PROBLEM DESCRIPTION ▸ Separate out the lines that hold "header".

(Data entries)

* Start *

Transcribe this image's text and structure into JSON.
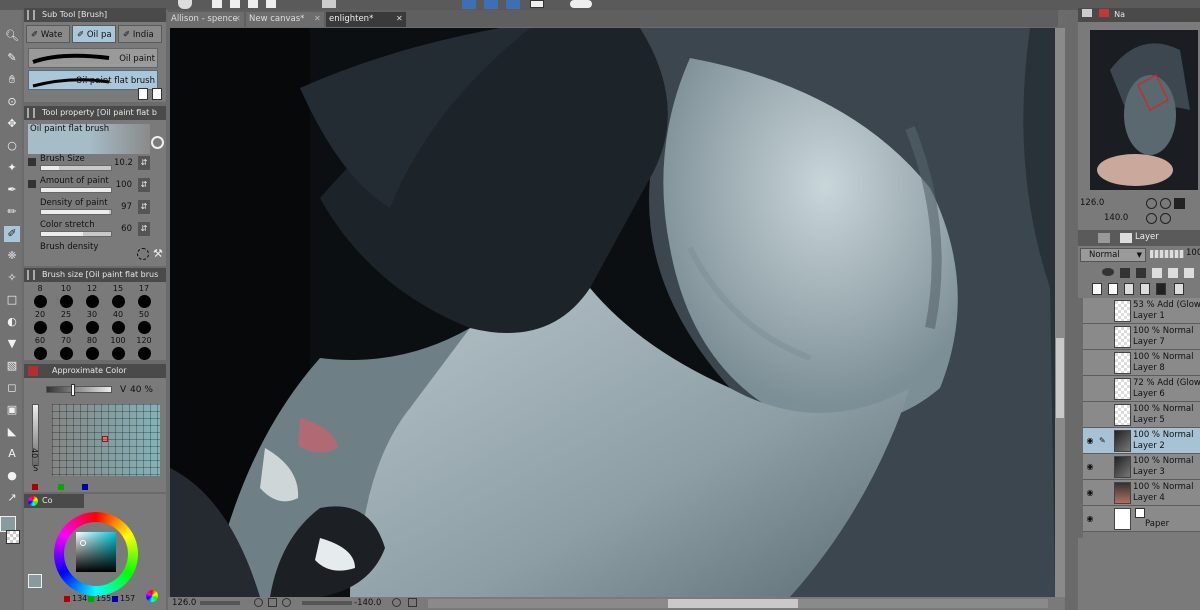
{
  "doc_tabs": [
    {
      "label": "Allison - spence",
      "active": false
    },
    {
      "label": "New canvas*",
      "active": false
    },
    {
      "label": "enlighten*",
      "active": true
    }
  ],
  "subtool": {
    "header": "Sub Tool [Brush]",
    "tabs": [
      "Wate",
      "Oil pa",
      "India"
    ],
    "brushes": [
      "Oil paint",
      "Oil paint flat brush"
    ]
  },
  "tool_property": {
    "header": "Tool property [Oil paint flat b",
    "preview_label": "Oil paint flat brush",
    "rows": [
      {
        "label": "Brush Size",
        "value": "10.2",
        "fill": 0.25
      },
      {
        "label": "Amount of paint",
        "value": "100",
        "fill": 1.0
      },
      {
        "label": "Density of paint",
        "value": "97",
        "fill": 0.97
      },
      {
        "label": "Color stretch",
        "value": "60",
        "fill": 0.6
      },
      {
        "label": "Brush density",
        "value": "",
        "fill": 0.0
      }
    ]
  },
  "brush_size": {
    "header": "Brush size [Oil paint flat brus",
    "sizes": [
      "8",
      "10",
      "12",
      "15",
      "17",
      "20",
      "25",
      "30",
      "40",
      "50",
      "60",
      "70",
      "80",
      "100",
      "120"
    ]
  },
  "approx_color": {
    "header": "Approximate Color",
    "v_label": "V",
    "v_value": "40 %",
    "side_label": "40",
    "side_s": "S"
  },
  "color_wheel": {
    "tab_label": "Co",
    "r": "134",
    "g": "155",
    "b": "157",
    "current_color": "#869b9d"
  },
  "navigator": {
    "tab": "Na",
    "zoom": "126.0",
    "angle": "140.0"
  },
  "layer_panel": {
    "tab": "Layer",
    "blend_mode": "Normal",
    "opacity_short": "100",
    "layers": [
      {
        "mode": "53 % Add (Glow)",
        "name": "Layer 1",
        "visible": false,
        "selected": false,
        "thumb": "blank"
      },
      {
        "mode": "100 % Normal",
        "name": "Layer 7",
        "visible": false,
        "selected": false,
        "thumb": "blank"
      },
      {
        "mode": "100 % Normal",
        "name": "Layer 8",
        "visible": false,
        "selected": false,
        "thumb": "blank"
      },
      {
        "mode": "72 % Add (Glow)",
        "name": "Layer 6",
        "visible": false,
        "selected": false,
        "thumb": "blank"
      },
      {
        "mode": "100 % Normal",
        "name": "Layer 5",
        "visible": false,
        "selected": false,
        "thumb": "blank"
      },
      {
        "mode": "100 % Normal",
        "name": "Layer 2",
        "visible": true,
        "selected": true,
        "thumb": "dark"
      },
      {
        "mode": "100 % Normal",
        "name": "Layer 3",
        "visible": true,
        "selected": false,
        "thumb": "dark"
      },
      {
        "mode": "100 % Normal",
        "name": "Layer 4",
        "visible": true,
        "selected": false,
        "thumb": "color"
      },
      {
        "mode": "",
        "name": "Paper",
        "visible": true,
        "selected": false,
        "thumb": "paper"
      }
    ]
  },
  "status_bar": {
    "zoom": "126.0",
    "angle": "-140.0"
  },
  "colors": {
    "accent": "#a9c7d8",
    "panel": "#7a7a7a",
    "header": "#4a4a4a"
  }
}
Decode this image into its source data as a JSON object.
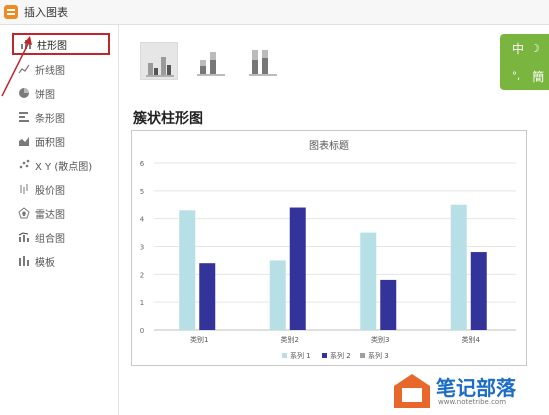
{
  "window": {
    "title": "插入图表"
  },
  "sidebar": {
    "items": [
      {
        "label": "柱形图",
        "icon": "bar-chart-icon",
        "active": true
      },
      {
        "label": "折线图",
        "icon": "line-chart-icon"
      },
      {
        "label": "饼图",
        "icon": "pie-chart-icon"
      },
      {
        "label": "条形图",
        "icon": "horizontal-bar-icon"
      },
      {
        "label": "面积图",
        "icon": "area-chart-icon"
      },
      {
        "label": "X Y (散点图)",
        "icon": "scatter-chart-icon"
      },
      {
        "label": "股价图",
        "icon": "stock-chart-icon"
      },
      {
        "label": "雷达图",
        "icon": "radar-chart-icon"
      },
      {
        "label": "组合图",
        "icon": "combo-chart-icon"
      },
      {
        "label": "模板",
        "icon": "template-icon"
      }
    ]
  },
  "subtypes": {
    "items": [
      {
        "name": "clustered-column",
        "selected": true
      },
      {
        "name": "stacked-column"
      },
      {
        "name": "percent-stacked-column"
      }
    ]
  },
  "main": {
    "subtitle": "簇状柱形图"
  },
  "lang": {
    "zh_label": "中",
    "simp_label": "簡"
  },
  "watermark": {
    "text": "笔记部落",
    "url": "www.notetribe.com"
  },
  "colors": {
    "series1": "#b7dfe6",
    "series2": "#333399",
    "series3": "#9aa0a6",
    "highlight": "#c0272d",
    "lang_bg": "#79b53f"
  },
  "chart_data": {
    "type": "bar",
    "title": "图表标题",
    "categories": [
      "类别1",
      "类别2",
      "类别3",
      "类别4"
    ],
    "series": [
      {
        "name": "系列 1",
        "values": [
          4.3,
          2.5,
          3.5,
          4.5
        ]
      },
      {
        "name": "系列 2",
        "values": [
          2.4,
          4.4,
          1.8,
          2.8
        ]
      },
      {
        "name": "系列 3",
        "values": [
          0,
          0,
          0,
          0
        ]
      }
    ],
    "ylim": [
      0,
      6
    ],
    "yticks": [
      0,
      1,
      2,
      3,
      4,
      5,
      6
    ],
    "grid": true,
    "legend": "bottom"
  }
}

* End *
* Start *

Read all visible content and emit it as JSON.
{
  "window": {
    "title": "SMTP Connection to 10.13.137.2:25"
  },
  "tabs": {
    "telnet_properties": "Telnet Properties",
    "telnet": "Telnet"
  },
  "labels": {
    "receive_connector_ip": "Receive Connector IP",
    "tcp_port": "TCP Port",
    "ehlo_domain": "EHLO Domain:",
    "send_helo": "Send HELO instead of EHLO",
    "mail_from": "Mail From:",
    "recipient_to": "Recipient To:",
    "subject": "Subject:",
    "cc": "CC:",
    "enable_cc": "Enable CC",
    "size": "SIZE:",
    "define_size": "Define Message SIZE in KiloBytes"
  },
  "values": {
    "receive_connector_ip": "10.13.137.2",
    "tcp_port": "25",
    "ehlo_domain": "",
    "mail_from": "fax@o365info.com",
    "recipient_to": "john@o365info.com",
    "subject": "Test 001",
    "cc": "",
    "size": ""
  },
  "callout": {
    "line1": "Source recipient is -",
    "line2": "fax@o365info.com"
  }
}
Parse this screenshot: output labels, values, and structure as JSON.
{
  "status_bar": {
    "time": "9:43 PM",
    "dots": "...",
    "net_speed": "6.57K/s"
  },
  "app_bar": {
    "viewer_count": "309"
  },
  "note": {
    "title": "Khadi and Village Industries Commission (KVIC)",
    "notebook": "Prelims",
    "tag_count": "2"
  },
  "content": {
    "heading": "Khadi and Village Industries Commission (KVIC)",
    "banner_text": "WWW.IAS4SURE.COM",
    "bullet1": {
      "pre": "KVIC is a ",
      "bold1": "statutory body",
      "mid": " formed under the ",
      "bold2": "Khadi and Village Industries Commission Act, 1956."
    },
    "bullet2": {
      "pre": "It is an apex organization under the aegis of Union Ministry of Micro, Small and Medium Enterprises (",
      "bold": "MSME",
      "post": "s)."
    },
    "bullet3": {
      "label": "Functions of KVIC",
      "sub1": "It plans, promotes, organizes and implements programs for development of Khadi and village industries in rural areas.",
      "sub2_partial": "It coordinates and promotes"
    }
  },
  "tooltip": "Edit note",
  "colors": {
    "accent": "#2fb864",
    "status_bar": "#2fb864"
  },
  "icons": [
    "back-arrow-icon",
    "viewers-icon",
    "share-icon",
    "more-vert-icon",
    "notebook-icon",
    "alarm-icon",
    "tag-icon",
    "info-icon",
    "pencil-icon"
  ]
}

* End *

WRITTEN SOLUTION ▸
    "header": "Sub Tool [Brush]",
    "header": "Tool property [Oil paint flat b",
    "header": "Brush size [Oil paint flat brus",
    "header": "Approximate Color",
    "header": "#4a4a4a"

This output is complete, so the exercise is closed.